-- START OF Dataset rows --
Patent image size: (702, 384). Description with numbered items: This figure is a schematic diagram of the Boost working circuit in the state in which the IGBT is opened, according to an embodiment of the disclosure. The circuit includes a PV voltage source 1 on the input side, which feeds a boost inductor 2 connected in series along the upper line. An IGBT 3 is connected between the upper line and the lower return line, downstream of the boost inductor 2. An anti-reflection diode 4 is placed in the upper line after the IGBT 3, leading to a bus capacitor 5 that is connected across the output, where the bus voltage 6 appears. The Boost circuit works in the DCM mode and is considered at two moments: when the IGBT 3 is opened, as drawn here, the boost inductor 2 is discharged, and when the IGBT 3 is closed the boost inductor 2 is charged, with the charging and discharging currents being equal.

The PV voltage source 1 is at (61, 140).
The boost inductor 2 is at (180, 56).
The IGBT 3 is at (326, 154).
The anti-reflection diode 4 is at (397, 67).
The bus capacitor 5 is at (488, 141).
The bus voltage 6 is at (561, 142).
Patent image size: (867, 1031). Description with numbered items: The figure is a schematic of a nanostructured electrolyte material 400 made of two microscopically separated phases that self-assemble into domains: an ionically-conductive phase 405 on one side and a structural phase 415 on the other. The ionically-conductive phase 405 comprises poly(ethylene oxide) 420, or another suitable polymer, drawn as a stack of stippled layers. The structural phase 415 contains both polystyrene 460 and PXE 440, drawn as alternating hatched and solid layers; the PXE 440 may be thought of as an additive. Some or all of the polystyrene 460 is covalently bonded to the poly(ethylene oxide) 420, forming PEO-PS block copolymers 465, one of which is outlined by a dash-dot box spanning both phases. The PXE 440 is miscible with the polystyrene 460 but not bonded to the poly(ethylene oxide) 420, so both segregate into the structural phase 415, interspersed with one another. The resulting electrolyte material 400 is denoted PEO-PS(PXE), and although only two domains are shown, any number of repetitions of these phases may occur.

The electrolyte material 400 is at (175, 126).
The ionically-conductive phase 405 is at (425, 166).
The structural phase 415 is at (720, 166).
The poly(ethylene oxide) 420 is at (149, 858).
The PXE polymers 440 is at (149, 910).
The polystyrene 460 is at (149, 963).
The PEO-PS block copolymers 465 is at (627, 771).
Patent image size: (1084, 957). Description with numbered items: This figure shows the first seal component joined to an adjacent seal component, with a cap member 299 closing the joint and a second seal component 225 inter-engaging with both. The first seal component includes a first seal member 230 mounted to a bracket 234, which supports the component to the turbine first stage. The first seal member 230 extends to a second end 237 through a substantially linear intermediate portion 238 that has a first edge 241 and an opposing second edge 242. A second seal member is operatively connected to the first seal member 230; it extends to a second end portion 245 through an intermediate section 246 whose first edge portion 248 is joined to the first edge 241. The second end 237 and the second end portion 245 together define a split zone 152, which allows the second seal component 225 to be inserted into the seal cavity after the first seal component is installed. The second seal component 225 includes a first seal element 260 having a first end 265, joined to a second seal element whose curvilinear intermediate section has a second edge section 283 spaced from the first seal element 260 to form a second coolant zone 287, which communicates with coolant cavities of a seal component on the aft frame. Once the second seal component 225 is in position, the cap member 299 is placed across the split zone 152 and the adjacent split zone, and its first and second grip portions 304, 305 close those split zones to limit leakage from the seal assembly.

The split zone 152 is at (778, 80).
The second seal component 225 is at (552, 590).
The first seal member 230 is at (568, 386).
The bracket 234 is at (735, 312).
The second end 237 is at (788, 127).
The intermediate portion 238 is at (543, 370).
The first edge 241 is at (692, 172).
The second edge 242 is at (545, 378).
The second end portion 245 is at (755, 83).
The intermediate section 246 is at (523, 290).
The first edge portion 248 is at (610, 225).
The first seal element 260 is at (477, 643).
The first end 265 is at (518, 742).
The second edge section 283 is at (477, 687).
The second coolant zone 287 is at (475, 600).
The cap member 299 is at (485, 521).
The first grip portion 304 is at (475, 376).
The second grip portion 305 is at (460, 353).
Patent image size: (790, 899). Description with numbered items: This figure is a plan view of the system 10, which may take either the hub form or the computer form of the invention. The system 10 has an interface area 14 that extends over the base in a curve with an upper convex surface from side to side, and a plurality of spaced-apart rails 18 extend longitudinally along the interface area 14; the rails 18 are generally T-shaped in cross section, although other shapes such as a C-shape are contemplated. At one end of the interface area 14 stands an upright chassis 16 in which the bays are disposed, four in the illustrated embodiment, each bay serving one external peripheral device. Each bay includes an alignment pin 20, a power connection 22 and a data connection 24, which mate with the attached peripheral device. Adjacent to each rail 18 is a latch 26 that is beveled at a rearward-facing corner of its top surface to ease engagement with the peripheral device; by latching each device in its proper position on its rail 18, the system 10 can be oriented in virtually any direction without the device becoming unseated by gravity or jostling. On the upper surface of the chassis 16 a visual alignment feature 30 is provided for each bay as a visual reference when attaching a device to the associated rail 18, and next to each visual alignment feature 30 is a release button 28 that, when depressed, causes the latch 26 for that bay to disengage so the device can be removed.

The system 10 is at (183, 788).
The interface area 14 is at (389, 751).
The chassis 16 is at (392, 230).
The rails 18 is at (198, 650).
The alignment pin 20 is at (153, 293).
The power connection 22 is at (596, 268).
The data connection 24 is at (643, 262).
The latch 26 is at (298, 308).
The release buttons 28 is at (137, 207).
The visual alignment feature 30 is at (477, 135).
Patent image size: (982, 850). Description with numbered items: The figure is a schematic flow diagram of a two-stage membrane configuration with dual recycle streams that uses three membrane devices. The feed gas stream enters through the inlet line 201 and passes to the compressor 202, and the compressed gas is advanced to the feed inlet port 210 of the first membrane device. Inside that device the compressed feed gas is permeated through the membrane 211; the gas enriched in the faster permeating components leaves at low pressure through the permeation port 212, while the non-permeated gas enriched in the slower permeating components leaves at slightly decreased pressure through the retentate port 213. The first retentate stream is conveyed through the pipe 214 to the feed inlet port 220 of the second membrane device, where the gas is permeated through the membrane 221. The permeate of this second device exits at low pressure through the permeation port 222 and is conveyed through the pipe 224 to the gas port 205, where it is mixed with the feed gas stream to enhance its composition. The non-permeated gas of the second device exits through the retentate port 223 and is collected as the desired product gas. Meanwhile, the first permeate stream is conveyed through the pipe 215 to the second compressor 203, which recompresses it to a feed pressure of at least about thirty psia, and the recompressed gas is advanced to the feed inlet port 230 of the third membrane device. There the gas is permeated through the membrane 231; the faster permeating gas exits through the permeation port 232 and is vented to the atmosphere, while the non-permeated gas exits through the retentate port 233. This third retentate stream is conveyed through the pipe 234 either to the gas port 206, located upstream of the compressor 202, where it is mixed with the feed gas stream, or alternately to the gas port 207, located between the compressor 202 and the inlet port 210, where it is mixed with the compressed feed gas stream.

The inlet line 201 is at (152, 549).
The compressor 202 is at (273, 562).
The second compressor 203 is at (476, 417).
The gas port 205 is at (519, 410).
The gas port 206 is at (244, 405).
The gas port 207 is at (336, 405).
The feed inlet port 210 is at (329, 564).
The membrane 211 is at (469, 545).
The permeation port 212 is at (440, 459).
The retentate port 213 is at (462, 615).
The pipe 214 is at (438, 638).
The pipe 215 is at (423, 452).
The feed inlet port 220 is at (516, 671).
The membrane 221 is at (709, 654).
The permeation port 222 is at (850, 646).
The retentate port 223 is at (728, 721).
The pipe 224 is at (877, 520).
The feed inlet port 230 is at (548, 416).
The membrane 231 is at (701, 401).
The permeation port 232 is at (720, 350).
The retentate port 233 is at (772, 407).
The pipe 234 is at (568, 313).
-- END OF Dataset rows --
■ Exercise: Rewrite the stretch from the start of the material through the line containing "The bus voltage 6 is at (561, 142).", swapping "schematic diagram" for "circuit diagram" and changing nothing else.

■ Output for this exercise:
Patent image size: (702, 384). Description with numbered items: This figure is a circuit diagram of the Boost working circuit in the state in which the IGBT is opened, according to an embodiment of the disclosure. The circuit includes a PV voltage source 1 on the input side, which feeds a boost inductor 2 connected in series along the upper line. An IGBT 3 is connected between the upper line and the lower return line, downstream of the boost inductor 2. An anti-reflection diode 4 is placed in the upper line after the IGBT 3, leading to a bus capacitor 5 that is connected across the output, where the bus voltage 6 appears. The Boost circuit works in the DCM mode and is considered at two moments: when the IGBT 3 is opened, as drawn here, the boost inductor 2 is discharged, and when the IGBT 3 is closed the boost inductor 2 is charged, with the charging and discharging currents being equal.

The PV voltage source 1 is at (61, 140).
The boost inductor 2 is at (180, 56).
The IGBT 3 is at (326, 154).
The anti-reflection diode 4 is at (397, 67).
The bus capacitor 5 is at (488, 141).
The bus voltage 6 is at (561, 142).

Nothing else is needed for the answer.